## Stated task
Return all lines from the listing below in which the string "Violent" occurs.

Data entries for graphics
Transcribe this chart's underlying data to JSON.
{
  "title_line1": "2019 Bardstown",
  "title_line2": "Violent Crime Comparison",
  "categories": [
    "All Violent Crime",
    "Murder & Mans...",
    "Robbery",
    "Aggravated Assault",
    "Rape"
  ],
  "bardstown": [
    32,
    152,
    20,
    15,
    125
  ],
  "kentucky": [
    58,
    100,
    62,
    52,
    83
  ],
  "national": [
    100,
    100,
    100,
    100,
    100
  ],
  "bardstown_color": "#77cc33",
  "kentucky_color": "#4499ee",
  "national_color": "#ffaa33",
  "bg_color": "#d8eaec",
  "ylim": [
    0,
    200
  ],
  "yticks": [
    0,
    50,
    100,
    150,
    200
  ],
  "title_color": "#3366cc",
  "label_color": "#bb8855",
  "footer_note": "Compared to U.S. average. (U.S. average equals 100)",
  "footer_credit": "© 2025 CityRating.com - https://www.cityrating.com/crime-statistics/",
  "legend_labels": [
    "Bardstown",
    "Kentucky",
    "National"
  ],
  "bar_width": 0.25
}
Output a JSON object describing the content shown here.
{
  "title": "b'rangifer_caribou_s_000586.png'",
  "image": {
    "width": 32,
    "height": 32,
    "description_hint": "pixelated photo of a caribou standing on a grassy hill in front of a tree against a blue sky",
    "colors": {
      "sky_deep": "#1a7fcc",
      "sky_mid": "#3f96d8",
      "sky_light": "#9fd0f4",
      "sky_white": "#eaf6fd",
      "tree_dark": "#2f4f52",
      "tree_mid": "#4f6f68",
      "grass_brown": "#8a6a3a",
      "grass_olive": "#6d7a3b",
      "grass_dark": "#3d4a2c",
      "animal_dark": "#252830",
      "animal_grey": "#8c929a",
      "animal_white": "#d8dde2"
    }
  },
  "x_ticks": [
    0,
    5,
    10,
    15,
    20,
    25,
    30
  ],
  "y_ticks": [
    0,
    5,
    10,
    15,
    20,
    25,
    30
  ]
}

## Answer for this exercise
  "title_line2": "Violent Crime Comparison",
    "All Violent Crime",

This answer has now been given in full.